Aim of the task: Omit every picture while repeating the entries exactly.
####
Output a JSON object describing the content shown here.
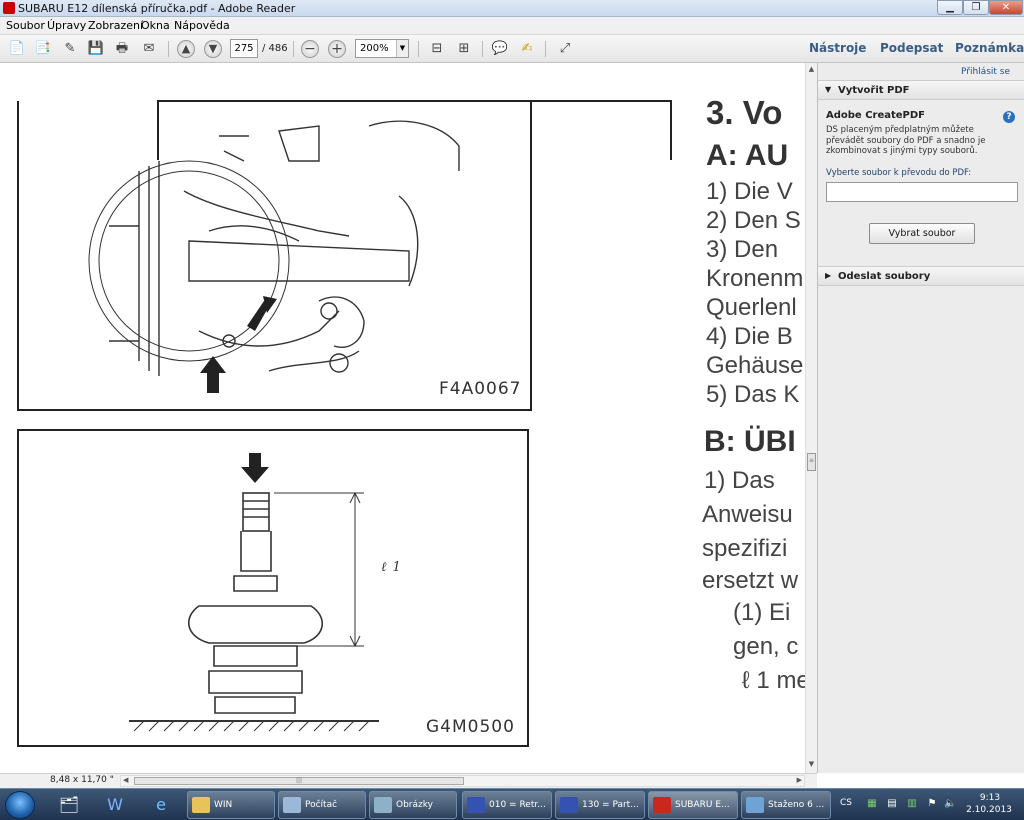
{
  "window": {
    "title": "SUBARU E12 dílenská příručka.pdf - Adobe Reader"
  },
  "menubar": {
    "items": [
      "Soubor",
      "Úpravy",
      "Zobrazení",
      "Okna",
      "Nápověda"
    ]
  },
  "toolbar": {
    "page_current": "275",
    "page_total": "/ 486",
    "zoom": "200%",
    "right_tabs": [
      "Nástroje",
      "Podepsat",
      "Poznámka"
    ]
  },
  "document": {
    "figure1_label": "F4A0067",
    "figure2_label": "G4M0500",
    "figure2_dim_label": "ℓ 1",
    "text_lines": [
      "3.  Vo",
      "A:  AU",
      "1) Die V",
      "2) Den S",
      "3) Den",
      "Kronenm",
      "Querlenl",
      "4) Die B",
      "Gehäuse",
      "5) Das K",
      "B:  ÜBI",
      "1) Das",
      "Anweisu",
      "spezifizi",
      "ersetzt w",
      "(1) Ei",
      "gen, c",
      "ℓ 1 me"
    ]
  },
  "right_panel": {
    "signin": "Přihlásit se",
    "section_create": "Vytvořit PDF",
    "create_title": "Adobe CreatePDF",
    "create_desc": "DS placeným předplatným můžete převádět soubory do PDF a snadno je zkombinovat s jinými typy souborů.",
    "select_label": "Vyberte soubor k převodu do PDF:",
    "select_button": "Vybrat soubor",
    "section_send": "Odeslat soubory"
  },
  "statusbar": {
    "page_size": "8,48 x 11,70 \""
  },
  "taskbar": {
    "buttons": [
      "WIN",
      "Počítač",
      "Obrázky",
      "010 = Retr...",
      "130 = Part...",
      "SUBARU E...",
      "Staženo 6 ..."
    ],
    "lang": "CS",
    "time": "9:13",
    "date": "2.10.2013"
  },
  "colors": {
    "accent": "#3a5d86",
    "taskbar": "#1f3350",
    "panel": "#ececec"
  }
}
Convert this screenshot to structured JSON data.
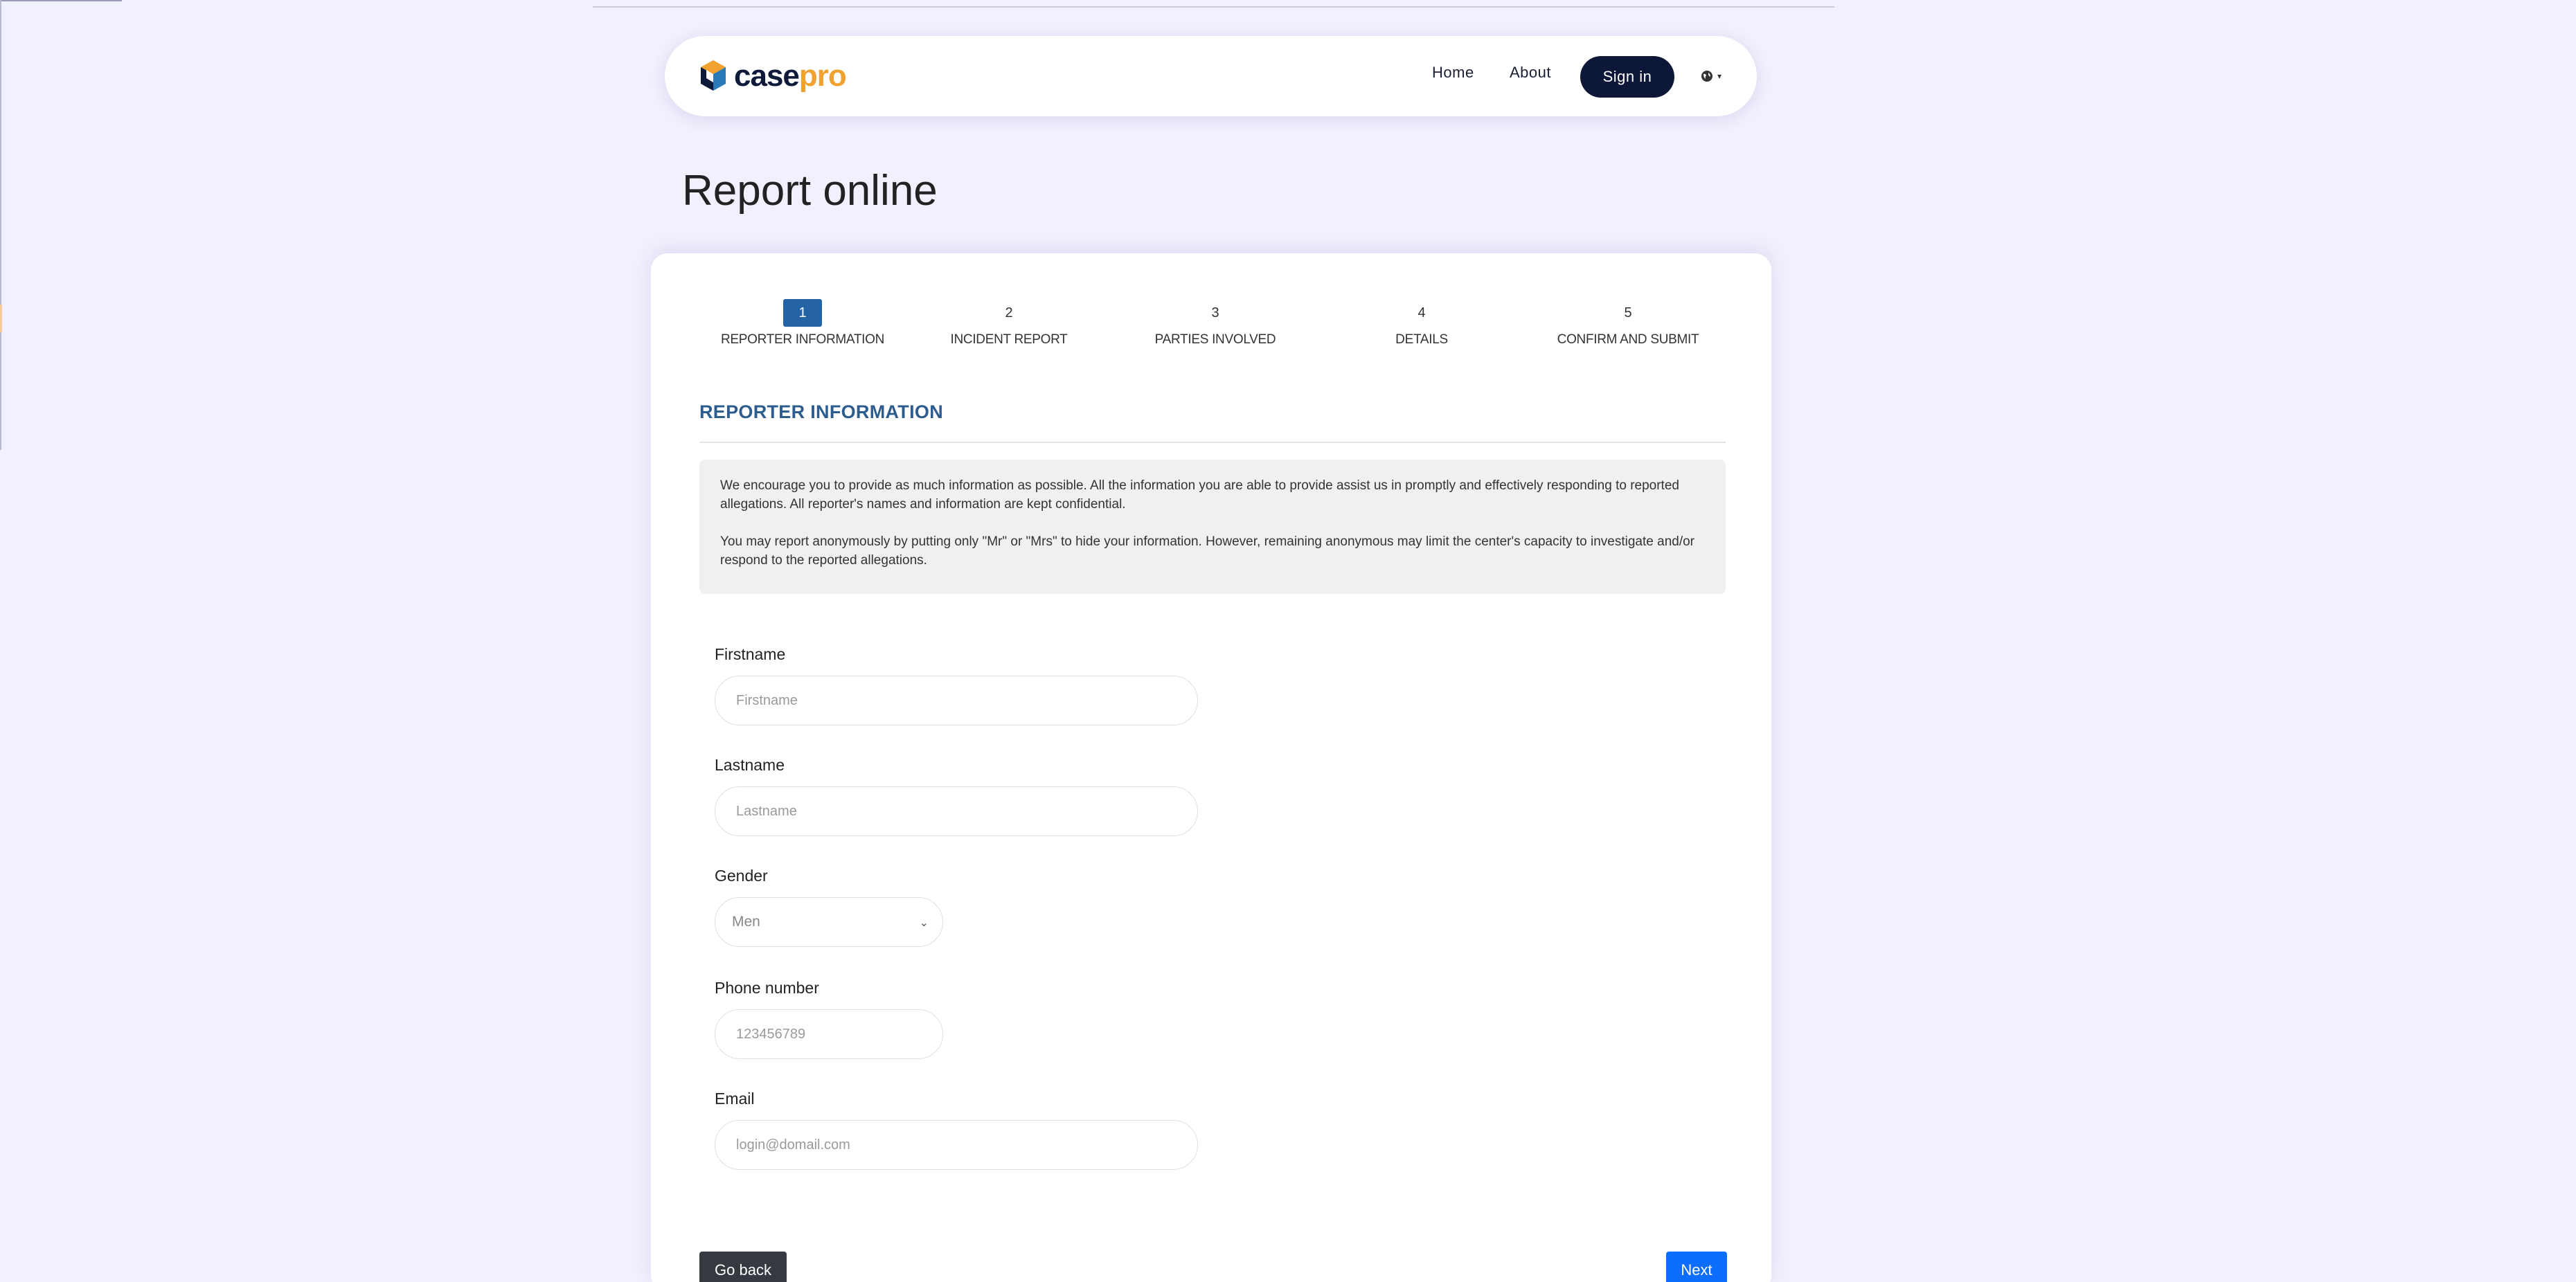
{
  "header": {
    "logo_case": "case",
    "logo_pro": "pro",
    "nav": {
      "home": "Home",
      "about": "About",
      "sign_in": "Sign in"
    },
    "language_icon": "globe-icon"
  },
  "page": {
    "title": "Report online"
  },
  "steps": [
    {
      "number": "1",
      "label": "REPORTER INFORMATION",
      "active": true
    },
    {
      "number": "2",
      "label": "INCIDENT REPORT",
      "active": false
    },
    {
      "number": "3",
      "label": "PARTIES INVOLVED",
      "active": false
    },
    {
      "number": "4",
      "label": "DETAILS",
      "active": false
    },
    {
      "number": "5",
      "label": "CONFIRM AND SUBMIT",
      "active": false
    }
  ],
  "section": {
    "title": "REPORTER INFORMATION",
    "info_paragraph_1": "We encourage you to provide as much information as possible. All the information you are able to provide assist us in promptly and effectively responding to reported allegations. All reporter's names and information are kept confidential.",
    "info_paragraph_2": "You may report anonymously by putting only \"Mr\" or \"Mrs\" to hide your information. However, remaining anonymous may limit the center's capacity to investigate and/or respond to the reported allegations."
  },
  "form": {
    "firstname": {
      "label": "Firstname",
      "placeholder": "Firstname",
      "value": ""
    },
    "lastname": {
      "label": "Lastname",
      "placeholder": "Lastname",
      "value": ""
    },
    "gender": {
      "label": "Gender",
      "selected": "Men"
    },
    "phone": {
      "label": "Phone number",
      "placeholder": "123456789",
      "value": ""
    },
    "email": {
      "label": "Email",
      "placeholder": "login@domail.com",
      "value": ""
    }
  },
  "actions": {
    "back": "Go back",
    "next": "Next"
  },
  "colors": {
    "background": "#f0f0fe",
    "navy": "#0d1838",
    "brand_orange": "#f0a12e",
    "step_active": "#2464a4",
    "section_title": "#2d5d8e",
    "primary": "#0d6efd"
  }
}
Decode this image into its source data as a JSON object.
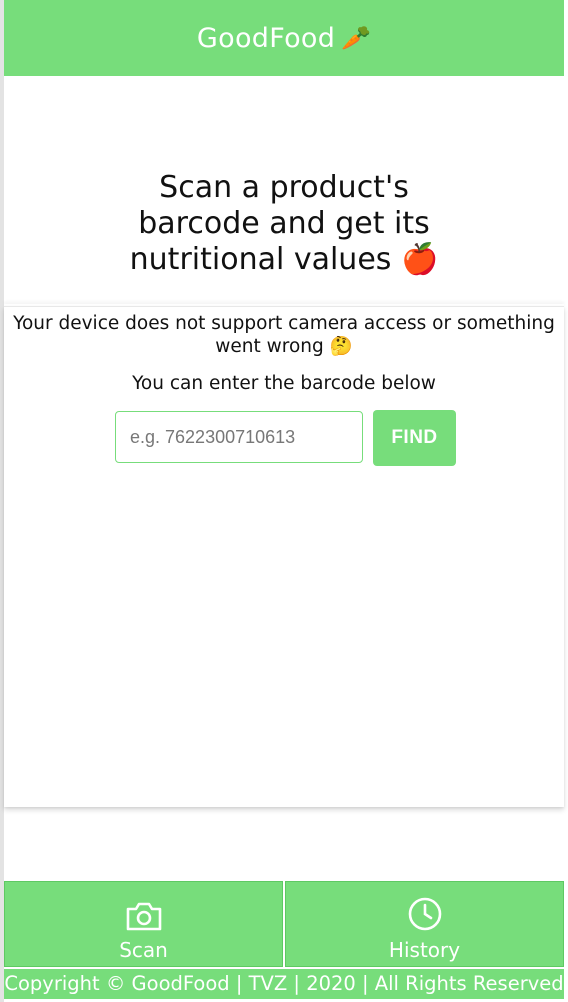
####
Correct response:
Output a JSON object describing the content shown here.
{
  "window": {
    "title": "SUBARU E12 dílenská příručka.pdf - Adobe Reader"
  },
  "menubar": {
    "items": [
      "Soubor",
      "Úpravy",
      "Zobrazení",
      "Okna",
      "Nápověda"
    ]
  },
  "toolbar": {
    "page_current": "275",
    "page_total": "/ 486",
    "zoom": "200%",
    "right_tabs": [
      "Nástroje",
      "Podepsat",
      "Poznámka"
    ]
  },
  "document": {
    "figure1_label": "F4A0067",
    "figure2_label": "G4M0500",
    "figure2_dim_label": "ℓ 1",
    "text_lines": [
      "3.  Vo",
      "A:  AU",
      "1) Die V",
      "2) Den S",
      "3) Den",
      "Kronenm",
      "Querlenl",
      "4) Die B",
      "Gehäuse",
      "5) Das K",
      "B:  ÜBI",
      "1) Das",
      "Anweisu",
      "spezifizi",
      "ersetzt w",
      "(1) Ei",
      "gen, c",
      "ℓ 1 me"
    ]
  },
  "right_panel": {
    "signin": "Přihlásit se",
    "section_create": "Vytvořit PDF",
    "create_title": "Adobe CreatePDF",
    "create_desc": "DS placeným předplatným můžete převádět soubory do PDF a snadno je zkombinovat s jinými typy souborů.",
    "select_label": "Vyberte soubor k převodu do PDF:",
    "select_button": "Vybrat soubor",
    "section_send": "Odeslat soubory"
  },
  "statusbar": {
    "page_size": "8,48 x 11,70 \""
  },
  "taskbar": {
    "buttons": [
      "WIN",
      "Počítač",
      "Obrázky",
      "010 = Retr...",
      "130 = Part...",
      "SUBARU E...",
      "Staženo 6 ..."
    ],
    "lang": "CS",
    "time": "9:13",
    "date": "2.10.2013"
  },
  "colors": {
    "accent": "#3a5d86",
    "taskbar": "#1f3350",
    "panel": "#ececec"
  }
}
Convert this screenshot to structured JSON data.
{
  "header": {
    "logo_case": "case",
    "logo_pro": "pro",
    "nav": {
      "home": "Home",
      "about": "About",
      "sign_in": "Sign in"
    },
    "language_icon": "globe-icon"
  },
  "page": {
    "title": "Report online"
  },
  "steps": [
    {
      "number": "1",
      "label": "REPORTER INFORMATION",
      "active": true
    },
    {
      "number": "2",
      "label": "INCIDENT REPORT",
      "active": false
    },
    {
      "number": "3",
      "label": "PARTIES INVOLVED",
      "active": false
    },
    {
      "number": "4",
      "label": "DETAILS",
      "active": false
    },
    {
      "number": "5",
      "label": "CONFIRM AND SUBMIT",
      "active": false
    }
  ],
  "section": {
    "title": "REPORTER INFORMATION",
    "info_paragraph_1": "We encourage you to provide as much information as possible. All the information you are able to provide assist us in promptly and effectively responding to reported allegations. All reporter's names and information are kept confidential.",
    "info_paragraph_2": "You may report anonymously by putting only \"Mr\" or \"Mrs\" to hide your information. However, remaining anonymous may limit the center's capacity to investigate and/or respond to the reported allegations."
  },
  "form": {
    "firstname": {
      "label": "Firstname",
      "placeholder": "Firstname",
      "value": ""
    },
    "lastname": {
      "label": "Lastname",
      "placeholder": "Lastname",
      "value": ""
    },
    "gender": {
      "label": "Gender",
      "selected": "Men"
    },
    "phone": {
      "label": "Phone number",
      "placeholder": "123456789",
      "value": ""
    },
    "email": {
      "label": "Email",
      "placeholder": "login@domail.com",
      "value": ""
    }
  },
  "actions": {
    "back": "Go back",
    "next": "Next"
  },
  "colors": {
    "background": "#f0f0fe",
    "navy": "#0d1838",
    "brand_orange": "#f0a12e",
    "step_active": "#2464a4",
    "section_title": "#2d5d8e",
    "primary": "#0d6efd"
  }
}
Decode this image into its source data as a JSON object.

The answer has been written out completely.